START RECORDS FOR PROCESSING
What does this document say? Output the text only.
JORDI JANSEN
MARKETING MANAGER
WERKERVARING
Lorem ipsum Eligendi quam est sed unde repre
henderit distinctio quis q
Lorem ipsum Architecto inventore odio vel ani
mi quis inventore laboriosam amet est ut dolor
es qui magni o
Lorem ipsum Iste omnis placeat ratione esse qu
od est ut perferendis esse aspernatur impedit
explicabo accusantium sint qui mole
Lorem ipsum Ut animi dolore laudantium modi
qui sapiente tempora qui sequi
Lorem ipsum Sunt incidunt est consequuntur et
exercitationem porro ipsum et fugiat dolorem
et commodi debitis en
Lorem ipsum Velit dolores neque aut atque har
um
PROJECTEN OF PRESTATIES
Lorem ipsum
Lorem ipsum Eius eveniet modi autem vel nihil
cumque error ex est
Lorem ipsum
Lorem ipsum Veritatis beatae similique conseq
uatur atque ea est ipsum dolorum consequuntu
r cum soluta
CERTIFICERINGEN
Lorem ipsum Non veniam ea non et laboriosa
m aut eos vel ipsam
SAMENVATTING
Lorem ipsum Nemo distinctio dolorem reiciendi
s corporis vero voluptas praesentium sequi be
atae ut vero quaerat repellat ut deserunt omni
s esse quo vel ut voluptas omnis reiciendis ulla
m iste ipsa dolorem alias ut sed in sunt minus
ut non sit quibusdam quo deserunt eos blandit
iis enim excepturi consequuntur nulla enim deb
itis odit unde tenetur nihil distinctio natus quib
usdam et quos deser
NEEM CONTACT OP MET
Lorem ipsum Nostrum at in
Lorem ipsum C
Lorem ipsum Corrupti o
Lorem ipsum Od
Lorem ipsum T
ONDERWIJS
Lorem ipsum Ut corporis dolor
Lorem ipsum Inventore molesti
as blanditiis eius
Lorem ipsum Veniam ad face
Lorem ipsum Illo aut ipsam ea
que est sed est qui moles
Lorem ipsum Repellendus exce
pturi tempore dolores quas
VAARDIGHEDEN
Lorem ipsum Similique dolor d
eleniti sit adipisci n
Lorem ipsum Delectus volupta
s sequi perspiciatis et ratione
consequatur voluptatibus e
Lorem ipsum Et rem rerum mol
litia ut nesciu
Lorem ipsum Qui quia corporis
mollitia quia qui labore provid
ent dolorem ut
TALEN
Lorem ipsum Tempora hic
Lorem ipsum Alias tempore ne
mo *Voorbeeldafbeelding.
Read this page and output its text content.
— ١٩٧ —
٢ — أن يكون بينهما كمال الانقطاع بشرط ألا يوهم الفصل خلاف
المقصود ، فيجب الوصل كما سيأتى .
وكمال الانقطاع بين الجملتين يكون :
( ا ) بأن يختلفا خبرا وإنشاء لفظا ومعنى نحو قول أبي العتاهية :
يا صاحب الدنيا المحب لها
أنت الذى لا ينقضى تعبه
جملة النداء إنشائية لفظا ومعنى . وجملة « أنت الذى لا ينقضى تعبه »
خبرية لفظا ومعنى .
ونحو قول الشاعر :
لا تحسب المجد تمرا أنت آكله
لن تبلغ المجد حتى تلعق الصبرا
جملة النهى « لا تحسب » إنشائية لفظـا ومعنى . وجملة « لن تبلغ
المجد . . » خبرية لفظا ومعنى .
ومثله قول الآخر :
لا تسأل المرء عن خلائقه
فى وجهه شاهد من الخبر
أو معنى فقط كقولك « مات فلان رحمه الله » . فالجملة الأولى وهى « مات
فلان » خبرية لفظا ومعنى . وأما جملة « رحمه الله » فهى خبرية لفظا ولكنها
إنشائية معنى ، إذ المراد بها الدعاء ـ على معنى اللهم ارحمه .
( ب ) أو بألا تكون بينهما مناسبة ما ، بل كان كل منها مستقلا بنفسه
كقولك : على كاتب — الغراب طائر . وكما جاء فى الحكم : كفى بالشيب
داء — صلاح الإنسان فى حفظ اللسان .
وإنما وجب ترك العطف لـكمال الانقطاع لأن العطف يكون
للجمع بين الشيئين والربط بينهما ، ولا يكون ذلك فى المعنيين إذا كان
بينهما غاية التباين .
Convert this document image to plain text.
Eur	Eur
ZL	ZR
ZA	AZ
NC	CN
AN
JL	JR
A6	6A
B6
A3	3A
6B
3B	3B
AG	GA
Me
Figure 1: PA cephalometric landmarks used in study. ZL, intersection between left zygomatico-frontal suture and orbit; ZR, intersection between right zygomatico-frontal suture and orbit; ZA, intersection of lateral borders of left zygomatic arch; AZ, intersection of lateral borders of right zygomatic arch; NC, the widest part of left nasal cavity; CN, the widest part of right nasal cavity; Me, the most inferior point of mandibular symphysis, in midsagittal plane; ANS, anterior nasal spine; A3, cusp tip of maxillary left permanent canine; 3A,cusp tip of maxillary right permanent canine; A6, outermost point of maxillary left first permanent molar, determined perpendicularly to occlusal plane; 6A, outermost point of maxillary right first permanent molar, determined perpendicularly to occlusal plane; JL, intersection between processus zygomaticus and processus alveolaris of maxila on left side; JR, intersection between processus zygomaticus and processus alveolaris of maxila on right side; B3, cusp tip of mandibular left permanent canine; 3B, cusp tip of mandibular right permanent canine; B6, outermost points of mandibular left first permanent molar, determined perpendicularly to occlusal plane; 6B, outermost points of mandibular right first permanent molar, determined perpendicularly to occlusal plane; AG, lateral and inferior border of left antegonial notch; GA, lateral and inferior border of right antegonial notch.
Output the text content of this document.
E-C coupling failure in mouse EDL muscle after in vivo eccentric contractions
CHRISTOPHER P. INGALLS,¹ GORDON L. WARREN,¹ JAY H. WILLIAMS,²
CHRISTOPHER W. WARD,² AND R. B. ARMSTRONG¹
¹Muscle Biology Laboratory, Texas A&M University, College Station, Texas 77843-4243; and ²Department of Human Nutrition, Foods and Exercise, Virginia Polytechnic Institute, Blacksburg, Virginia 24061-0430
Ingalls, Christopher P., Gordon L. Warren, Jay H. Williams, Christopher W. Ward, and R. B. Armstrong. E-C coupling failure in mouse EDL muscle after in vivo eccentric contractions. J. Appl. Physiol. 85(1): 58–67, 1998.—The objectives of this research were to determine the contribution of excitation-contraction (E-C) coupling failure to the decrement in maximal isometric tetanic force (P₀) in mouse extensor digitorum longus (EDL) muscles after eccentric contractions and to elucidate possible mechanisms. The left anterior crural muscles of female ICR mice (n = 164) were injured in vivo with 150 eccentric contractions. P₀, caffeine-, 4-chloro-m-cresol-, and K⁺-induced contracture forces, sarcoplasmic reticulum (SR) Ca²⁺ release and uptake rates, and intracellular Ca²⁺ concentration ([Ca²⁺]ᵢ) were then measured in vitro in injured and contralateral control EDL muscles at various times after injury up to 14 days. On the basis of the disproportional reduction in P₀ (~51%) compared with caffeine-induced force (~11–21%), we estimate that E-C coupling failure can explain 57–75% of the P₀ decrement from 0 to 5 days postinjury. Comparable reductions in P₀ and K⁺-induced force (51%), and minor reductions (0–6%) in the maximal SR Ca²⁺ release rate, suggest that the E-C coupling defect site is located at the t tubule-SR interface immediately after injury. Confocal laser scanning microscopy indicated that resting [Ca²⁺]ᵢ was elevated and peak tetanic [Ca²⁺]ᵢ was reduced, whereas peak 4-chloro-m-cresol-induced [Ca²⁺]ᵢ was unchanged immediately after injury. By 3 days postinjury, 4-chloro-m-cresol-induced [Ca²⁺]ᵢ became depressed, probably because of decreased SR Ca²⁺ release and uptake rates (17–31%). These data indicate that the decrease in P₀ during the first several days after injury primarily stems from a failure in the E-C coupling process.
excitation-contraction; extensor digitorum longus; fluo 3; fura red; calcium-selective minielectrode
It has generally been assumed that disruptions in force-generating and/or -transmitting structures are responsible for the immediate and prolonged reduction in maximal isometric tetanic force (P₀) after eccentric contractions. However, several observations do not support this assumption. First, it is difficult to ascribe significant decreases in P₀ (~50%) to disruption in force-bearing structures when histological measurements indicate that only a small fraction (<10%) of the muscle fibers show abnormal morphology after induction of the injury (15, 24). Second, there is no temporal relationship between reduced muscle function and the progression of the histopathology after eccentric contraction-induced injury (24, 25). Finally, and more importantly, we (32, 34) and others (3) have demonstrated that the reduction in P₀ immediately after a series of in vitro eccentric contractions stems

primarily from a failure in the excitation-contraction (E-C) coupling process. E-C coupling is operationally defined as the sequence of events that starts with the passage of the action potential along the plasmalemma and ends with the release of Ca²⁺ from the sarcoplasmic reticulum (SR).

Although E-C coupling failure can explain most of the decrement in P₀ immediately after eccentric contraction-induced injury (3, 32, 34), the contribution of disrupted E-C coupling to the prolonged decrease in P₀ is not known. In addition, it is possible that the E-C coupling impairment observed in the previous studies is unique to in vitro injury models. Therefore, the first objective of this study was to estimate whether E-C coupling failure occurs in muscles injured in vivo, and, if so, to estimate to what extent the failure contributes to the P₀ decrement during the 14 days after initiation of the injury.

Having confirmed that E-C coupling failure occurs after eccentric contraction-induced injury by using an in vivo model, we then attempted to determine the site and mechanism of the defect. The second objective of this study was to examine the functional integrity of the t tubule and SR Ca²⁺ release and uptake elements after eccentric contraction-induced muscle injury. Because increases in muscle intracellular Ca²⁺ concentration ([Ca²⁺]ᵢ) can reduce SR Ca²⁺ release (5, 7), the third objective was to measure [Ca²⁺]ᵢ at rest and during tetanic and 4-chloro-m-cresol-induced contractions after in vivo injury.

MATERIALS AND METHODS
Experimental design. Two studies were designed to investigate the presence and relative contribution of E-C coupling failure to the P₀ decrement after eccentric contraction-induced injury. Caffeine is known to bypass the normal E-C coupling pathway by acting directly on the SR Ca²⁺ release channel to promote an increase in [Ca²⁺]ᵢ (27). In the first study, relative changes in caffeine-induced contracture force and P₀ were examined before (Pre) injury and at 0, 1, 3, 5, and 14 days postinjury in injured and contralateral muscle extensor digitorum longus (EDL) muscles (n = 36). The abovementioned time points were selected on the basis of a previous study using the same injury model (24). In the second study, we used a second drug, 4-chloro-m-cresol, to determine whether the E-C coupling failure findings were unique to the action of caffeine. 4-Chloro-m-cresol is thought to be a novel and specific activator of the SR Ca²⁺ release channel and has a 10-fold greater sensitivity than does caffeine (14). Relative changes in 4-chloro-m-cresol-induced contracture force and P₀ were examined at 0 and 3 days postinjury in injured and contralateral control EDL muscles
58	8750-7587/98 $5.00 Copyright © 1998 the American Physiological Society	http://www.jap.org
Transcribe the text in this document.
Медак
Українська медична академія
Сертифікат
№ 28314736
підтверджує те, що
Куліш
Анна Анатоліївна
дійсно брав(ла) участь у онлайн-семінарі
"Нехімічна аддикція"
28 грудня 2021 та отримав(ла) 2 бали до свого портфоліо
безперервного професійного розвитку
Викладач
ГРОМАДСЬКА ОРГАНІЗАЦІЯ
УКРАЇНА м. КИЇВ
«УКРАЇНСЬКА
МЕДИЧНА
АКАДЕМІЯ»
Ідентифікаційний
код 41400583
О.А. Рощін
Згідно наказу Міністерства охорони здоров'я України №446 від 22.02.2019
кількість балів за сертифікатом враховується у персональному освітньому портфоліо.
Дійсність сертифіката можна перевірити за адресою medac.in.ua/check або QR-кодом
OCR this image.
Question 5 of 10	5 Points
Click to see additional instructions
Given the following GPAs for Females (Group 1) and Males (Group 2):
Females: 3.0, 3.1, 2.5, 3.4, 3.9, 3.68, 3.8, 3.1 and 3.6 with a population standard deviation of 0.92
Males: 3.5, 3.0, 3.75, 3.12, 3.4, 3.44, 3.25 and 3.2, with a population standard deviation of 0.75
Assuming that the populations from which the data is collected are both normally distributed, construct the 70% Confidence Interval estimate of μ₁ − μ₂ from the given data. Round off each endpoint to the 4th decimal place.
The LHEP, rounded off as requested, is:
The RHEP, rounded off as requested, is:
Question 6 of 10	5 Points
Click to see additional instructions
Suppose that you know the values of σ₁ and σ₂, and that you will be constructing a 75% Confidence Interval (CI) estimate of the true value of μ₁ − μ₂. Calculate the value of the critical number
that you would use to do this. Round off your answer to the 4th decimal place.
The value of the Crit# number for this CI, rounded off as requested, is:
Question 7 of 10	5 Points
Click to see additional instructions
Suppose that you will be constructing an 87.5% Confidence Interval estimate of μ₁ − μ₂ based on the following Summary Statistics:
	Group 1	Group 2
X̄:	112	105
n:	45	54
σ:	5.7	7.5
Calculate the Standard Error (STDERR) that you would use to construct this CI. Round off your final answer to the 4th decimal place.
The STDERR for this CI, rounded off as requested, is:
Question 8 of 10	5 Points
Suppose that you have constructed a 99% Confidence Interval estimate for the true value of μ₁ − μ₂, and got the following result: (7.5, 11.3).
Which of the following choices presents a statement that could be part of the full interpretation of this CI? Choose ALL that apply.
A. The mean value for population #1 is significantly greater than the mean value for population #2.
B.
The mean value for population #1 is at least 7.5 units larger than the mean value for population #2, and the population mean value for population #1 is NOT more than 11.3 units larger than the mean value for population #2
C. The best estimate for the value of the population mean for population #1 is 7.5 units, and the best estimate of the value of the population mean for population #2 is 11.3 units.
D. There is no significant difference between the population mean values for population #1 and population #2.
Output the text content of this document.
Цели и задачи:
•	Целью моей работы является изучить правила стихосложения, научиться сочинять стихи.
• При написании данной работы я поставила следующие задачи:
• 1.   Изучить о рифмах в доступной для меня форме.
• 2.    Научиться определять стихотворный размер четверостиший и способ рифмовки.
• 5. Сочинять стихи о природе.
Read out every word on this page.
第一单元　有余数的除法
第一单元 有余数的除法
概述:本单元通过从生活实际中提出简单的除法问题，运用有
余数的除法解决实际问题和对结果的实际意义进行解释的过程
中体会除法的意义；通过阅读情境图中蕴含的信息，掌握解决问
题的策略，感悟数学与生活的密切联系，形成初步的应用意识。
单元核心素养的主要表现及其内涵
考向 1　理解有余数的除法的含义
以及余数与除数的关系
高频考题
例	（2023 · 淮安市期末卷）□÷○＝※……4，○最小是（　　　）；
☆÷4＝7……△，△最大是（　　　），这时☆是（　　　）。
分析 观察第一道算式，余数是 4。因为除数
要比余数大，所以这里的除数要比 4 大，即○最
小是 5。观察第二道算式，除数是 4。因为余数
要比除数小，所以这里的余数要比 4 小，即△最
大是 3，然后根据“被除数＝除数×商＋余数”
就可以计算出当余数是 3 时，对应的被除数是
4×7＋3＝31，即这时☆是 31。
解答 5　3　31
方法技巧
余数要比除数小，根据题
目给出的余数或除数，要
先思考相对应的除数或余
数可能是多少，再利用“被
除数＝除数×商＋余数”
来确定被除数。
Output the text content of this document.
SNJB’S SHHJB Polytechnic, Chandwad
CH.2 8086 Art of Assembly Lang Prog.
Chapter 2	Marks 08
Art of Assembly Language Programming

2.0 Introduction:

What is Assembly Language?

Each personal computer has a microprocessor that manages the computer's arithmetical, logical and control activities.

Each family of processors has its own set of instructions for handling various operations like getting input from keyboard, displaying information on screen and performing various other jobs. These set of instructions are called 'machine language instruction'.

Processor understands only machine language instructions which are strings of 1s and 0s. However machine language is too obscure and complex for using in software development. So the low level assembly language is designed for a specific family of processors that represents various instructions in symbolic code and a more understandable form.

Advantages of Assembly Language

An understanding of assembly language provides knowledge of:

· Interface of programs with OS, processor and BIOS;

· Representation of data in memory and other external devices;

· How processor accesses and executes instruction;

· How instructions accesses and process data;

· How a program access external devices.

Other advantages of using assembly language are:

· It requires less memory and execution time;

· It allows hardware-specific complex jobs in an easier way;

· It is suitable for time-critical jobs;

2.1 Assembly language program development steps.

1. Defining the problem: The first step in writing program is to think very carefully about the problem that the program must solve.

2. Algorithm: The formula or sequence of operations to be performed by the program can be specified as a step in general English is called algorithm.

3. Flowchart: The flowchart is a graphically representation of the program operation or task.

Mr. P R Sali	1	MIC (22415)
END RECORDS FOR PROCESSING
__TASK STATEMENT__. Return each line of the data that contains the string "image".

__WRITTEN SOLUTION__.
Convert this document image to plain text.
OCR this image.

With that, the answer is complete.